* **Your instructions**
Extract all lines containing "редакции".

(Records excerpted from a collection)
........

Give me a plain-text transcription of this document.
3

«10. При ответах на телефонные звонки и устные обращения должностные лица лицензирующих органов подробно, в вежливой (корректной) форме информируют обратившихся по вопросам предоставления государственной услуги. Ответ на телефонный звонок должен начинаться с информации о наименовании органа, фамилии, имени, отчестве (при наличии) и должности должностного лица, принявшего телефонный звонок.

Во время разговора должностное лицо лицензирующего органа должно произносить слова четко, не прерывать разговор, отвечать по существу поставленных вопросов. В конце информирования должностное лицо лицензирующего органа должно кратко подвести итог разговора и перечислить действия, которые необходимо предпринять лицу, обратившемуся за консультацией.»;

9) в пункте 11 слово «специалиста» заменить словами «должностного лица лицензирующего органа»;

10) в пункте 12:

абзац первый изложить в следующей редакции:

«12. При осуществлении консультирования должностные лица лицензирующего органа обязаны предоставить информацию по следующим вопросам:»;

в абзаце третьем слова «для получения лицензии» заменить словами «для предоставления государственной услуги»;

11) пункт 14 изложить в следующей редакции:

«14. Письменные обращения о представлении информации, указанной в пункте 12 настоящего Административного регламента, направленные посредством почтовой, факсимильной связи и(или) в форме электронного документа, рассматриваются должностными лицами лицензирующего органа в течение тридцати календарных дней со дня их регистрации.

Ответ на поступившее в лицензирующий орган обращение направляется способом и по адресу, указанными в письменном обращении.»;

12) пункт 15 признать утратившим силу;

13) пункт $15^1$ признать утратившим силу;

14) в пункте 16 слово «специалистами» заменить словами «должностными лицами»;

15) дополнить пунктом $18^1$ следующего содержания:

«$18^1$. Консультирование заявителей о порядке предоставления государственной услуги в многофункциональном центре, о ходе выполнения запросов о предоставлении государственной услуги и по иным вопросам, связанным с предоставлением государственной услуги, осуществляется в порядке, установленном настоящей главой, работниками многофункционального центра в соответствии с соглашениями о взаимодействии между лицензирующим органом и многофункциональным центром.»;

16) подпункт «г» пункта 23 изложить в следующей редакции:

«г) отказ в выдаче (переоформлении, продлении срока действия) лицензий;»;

........

* **Problem solution**
абзац первый изложить в следующей редакции:
11) пункт 14 изложить в следующей редакции:
16) подпункт «г» пункта 23 изложить в следующей редакции:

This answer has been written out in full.